• **REQUEST**
Find the lines that hold the word "国债收益率" and return them.

• **RECORDS PROVIDED**
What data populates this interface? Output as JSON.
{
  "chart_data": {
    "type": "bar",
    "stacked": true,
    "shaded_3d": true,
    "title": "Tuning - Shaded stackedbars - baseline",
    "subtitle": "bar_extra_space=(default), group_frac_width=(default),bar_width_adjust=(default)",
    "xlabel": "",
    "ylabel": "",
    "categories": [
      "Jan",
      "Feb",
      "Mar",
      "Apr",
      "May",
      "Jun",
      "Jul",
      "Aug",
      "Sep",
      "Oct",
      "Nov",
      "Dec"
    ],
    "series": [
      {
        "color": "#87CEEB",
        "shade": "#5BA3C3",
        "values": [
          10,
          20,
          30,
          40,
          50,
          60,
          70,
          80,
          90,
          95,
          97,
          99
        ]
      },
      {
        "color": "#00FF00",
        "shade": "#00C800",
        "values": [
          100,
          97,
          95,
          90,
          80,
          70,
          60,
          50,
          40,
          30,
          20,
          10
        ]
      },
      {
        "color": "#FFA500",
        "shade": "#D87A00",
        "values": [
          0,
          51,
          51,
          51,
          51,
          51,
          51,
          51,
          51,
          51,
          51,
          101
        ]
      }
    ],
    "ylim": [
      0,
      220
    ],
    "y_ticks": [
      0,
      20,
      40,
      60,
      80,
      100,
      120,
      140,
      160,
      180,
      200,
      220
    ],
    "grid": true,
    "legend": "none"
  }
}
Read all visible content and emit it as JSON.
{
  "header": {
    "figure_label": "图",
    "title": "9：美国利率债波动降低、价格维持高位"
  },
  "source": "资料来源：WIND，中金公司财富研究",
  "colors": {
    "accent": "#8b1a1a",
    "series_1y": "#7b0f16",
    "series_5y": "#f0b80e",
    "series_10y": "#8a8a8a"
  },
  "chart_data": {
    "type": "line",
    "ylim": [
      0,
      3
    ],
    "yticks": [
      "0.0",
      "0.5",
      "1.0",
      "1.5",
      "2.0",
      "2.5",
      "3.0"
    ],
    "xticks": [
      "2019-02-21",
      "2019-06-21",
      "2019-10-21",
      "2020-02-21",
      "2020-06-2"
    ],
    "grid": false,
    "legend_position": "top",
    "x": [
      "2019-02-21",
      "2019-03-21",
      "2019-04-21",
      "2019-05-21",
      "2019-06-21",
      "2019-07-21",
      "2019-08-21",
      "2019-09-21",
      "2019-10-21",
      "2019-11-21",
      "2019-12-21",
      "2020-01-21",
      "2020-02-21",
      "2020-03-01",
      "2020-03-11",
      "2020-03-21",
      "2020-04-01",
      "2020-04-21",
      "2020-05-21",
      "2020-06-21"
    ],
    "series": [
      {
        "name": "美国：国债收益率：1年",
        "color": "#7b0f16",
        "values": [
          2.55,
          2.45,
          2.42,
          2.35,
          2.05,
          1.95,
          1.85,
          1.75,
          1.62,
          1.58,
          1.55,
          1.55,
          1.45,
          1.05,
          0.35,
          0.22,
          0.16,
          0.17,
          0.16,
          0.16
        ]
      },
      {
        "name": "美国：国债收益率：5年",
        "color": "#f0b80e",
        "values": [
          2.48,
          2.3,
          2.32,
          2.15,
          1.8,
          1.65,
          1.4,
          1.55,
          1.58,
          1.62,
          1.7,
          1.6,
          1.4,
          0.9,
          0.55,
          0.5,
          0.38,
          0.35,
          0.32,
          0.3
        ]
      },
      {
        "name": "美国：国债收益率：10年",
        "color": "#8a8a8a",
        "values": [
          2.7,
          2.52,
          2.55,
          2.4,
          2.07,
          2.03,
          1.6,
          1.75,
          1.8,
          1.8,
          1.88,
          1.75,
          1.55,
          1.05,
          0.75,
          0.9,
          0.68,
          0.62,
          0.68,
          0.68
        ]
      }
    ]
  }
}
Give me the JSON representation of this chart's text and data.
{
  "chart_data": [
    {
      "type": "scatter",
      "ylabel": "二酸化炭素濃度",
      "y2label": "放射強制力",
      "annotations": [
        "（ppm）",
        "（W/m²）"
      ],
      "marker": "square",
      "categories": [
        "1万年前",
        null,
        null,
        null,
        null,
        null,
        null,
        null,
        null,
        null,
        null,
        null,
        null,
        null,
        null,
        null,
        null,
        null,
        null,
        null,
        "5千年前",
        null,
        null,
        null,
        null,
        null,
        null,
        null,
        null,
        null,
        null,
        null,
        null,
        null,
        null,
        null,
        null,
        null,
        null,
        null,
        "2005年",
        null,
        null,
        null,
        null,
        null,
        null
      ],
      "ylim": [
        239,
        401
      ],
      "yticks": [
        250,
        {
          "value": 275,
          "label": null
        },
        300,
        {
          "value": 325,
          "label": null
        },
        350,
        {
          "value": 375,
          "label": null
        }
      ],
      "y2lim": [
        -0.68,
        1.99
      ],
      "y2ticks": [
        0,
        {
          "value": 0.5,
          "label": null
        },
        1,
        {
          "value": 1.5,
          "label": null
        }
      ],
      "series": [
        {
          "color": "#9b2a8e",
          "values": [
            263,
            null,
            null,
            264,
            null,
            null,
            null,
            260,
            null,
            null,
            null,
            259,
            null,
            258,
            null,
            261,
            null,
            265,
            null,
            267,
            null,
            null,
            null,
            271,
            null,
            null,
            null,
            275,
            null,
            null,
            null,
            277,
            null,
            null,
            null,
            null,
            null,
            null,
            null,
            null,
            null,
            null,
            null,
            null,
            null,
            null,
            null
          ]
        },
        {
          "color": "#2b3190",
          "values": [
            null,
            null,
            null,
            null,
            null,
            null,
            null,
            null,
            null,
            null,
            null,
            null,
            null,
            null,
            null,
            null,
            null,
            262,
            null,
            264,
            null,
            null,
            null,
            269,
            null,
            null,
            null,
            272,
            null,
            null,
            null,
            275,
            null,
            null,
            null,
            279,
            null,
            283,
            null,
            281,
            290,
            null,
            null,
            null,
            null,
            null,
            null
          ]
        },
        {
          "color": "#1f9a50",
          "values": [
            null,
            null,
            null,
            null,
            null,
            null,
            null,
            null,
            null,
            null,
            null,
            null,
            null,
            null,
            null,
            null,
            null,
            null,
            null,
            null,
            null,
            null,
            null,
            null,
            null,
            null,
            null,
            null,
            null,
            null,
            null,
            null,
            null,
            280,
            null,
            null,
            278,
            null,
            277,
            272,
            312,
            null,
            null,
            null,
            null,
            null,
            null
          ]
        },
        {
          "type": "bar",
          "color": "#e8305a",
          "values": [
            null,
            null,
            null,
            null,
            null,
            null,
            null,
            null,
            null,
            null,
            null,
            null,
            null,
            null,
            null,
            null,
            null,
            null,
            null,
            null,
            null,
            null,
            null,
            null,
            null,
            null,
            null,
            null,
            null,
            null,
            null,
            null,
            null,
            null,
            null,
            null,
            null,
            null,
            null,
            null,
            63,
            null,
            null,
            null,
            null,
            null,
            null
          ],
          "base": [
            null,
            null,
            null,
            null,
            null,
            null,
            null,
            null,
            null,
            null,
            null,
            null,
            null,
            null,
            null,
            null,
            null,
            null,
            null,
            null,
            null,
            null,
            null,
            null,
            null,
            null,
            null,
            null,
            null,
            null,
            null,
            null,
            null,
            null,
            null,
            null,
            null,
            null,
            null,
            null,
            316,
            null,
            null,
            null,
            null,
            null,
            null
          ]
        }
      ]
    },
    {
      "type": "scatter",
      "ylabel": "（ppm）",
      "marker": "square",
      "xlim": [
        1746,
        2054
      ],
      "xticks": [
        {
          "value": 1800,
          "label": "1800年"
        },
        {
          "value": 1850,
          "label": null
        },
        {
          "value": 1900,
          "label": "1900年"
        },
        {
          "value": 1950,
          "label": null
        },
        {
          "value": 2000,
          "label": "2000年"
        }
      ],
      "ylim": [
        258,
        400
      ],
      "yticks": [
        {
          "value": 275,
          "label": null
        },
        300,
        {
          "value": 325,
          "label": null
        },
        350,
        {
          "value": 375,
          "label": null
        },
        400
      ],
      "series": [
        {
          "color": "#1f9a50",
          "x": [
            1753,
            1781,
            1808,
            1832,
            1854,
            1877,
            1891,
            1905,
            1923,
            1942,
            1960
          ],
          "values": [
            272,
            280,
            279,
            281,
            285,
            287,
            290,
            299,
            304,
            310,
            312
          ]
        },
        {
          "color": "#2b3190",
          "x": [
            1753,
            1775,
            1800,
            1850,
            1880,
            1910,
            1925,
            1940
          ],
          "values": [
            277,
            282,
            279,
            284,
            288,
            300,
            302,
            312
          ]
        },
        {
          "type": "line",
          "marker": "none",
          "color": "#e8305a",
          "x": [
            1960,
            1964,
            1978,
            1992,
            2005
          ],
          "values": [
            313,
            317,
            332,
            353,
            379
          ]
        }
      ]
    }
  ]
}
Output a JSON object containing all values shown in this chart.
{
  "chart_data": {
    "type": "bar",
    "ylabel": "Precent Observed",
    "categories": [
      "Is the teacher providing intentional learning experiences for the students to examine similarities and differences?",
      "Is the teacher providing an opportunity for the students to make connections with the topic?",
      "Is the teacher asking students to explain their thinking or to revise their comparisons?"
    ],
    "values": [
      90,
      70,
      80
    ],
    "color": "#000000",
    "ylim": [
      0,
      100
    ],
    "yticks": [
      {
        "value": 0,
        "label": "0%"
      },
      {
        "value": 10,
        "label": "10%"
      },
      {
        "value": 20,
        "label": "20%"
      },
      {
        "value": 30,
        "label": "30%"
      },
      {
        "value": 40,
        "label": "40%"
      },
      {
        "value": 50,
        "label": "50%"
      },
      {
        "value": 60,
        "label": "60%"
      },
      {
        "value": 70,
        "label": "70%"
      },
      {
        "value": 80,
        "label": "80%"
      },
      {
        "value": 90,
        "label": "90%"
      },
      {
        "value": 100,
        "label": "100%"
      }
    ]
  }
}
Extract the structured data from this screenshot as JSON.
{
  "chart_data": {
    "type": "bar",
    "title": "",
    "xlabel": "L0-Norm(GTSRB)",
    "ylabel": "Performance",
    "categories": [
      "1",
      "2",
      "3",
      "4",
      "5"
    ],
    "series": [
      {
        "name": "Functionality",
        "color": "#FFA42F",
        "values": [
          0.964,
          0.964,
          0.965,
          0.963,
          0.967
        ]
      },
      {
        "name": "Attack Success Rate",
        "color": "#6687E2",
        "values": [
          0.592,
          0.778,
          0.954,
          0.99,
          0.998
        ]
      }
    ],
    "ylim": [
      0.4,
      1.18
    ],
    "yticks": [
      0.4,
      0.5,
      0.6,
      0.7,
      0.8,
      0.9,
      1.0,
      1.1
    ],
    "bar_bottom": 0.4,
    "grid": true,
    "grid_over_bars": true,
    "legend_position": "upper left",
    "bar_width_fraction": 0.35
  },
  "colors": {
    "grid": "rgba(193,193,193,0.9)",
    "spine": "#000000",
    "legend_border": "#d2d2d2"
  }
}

• **TASK RESULT**
        "name": "美国：国债收益率：1年",
        "name": "美国：国债收益率：5年",
        "name": "美国：国债收益率：10年",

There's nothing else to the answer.